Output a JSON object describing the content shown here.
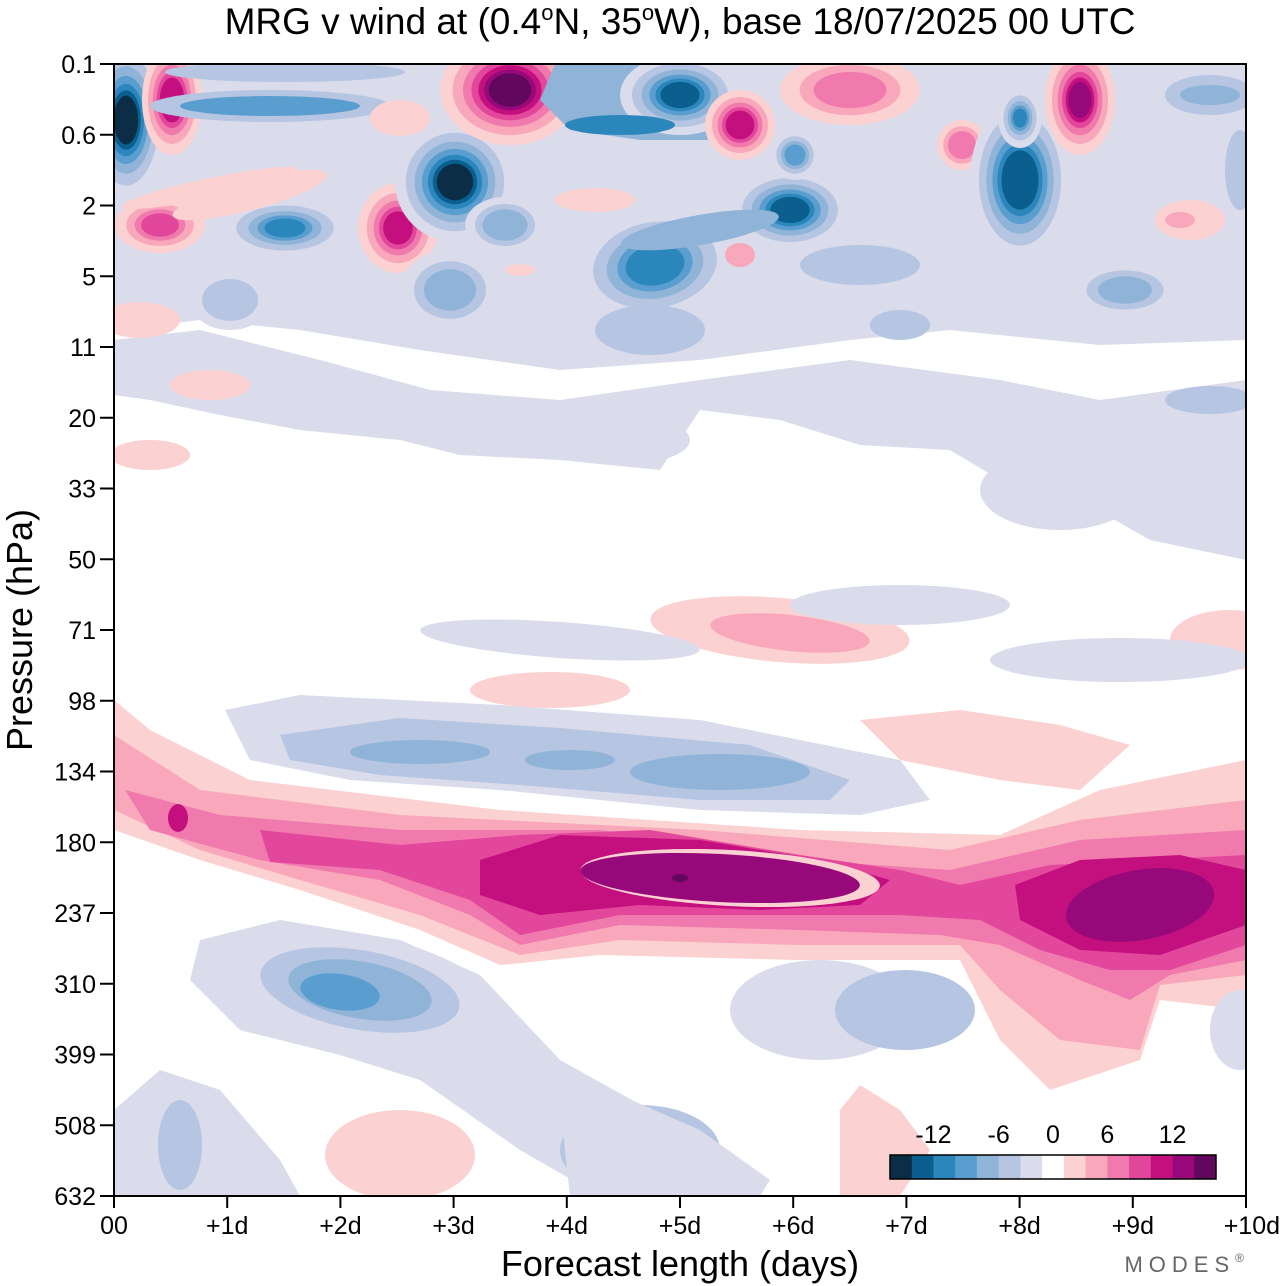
{
  "title_parts": {
    "pre": "MRG v wind at (0.4",
    "deg1": "o",
    "mid": "N, 35",
    "deg2": "o",
    "post": "W),  base 18/07/2025  00 UTC"
  },
  "brand": "MODES",
  "brand_mark": "®",
  "chart_data": {
    "type": "heatmap",
    "title": "MRG v wind at (0.4°N, 35°W),  base 18/07/2025  00 UTC",
    "xlabel": "Forecast length (days)",
    "ylabel": "Pressure (hPa)",
    "x_ticks": [
      "00",
      "+1d",
      "+2d",
      "+3d",
      "+4d",
      "+5d",
      "+6d",
      "+7d",
      "+8d",
      "+9d",
      "+10d"
    ],
    "x_range": [
      0,
      10
    ],
    "y_ticks": [
      "0.1",
      "0.6",
      "2",
      "5",
      "11",
      "20",
      "33",
      "50",
      "71",
      "98",
      "134",
      "180",
      "237",
      "310",
      "399",
      "508",
      "632"
    ],
    "y_scale": "log (top 0.1 hPa, bottom 632 hPa)",
    "colorbar": {
      "ticks": [
        "-12",
        "-6",
        "0",
        "6",
        "12"
      ],
      "levels": [
        -14,
        -12,
        -10,
        -8,
        -6,
        -4,
        -2,
        2,
        4,
        6,
        8,
        10,
        12,
        14
      ],
      "colors": [
        "#0b2d45",
        "#0a5f8e",
        "#2a86bb",
        "#5a9ed0",
        "#8fb4d8",
        "#b5c5e2",
        "#dadbeb",
        "#ffffff",
        "#fbd1d2",
        "#f8a8ba",
        "#f07aad",
        "#e2479c",
        "#c4107f",
        "#97097a",
        "#61075e"
      ],
      "placement": "bottom-right"
    },
    "features": [
      {
        "name": "positive jet band",
        "x_range": [
          0,
          10
        ],
        "pressure_hPa": [
          134,
          310
        ],
        "peak": 12
      },
      {
        "name": "negative band",
        "x_range": [
          1.2,
          7.2
        ],
        "pressure_hPa": [
          98,
          180
        ],
        "peak": -8
      },
      {
        "name": "negative lobe",
        "x_range": [
          0.8,
          3.5
        ],
        "pressure_hPa": [
          260,
          420
        ],
        "peak": -10
      },
      {
        "name": "stratospheric mixed signals",
        "x_range": [
          0,
          10
        ],
        "pressure_hPa": [
          0.1,
          11
        ],
        "peak_abs": 14
      }
    ]
  }
}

☆ ☆ ☆ ☆ ☆ ☆ ☆

**What is required**
Copy all the records above exactly, but leave out the pictures.

**Task result**
Output a JSON object describing the content shown here.
{
  "title_parts": {
    "pre": "MRG v wind at (0.4",
    "deg1": "o",
    "mid": "N, 35",
    "deg2": "o",
    "post": "W),  base 18/07/2025  00 UTC"
  },
  "brand": "MODES",
  "brand_mark": "®",
  "chart_data": {
    "type": "heatmap",
    "title": "MRG v wind at (0.4°N, 35°W),  base 18/07/2025  00 UTC",
    "xlabel": "Forecast length (days)",
    "ylabel": "Pressure (hPa)",
    "x_ticks": [
      "00",
      "+1d",
      "+2d",
      "+3d",
      "+4d",
      "+5d",
      "+6d",
      "+7d",
      "+8d",
      "+9d",
      "+10d"
    ],
    "x_range": [
      0,
      10
    ],
    "y_ticks": [
      "0.1",
      "0.6",
      "2",
      "5",
      "11",
      "20",
      "33",
      "50",
      "71",
      "98",
      "134",
      "180",
      "237",
      "310",
      "399",
      "508",
      "632"
    ],
    "y_scale": "log (top 0.1 hPa, bottom 632 hPa)",
    "colorbar": {
      "ticks": [
        "-12",
        "-6",
        "0",
        "6",
        "12"
      ],
      "levels": [
        -14,
        -12,
        -10,
        -8,
        -6,
        -4,
        -2,
        2,
        4,
        6,
        8,
        10,
        12,
        14
      ],
      "colors": [
        "#0b2d45",
        "#0a5f8e",
        "#2a86bb",
        "#5a9ed0",
        "#8fb4d8",
        "#b5c5e2",
        "#dadbeb",
        "#ffffff",
        "#fbd1d2",
        "#f8a8ba",
        "#f07aad",
        "#e2479c",
        "#c4107f",
        "#97097a",
        "#61075e"
      ],
      "placement": "bottom-right"
    },
    "features": [
      {
        "name": "positive jet band",
        "x_range": [
          0,
          10
        ],
        "pressure_hPa": [
          134,
          310
        ],
        "peak": 12
      },
      {
        "name": "negative band",
        "x_range": [
          1.2,
          7.2
        ],
        "pressure_hPa": [
          98,
          180
        ],
        "peak": -8
      },
      {
        "name": "negative lobe",
        "x_range": [
          0.8,
          3.5
        ],
        "pressure_hPa": [
          260,
          420
        ],
        "peak": -10
      },
      {
        "name": "stratospheric mixed signals",
        "x_range": [
          0,
          10
        ],
        "pressure_hPa": [
          0.1,
          11
        ],
        "peak_abs": 14
      }
    ]
  }
}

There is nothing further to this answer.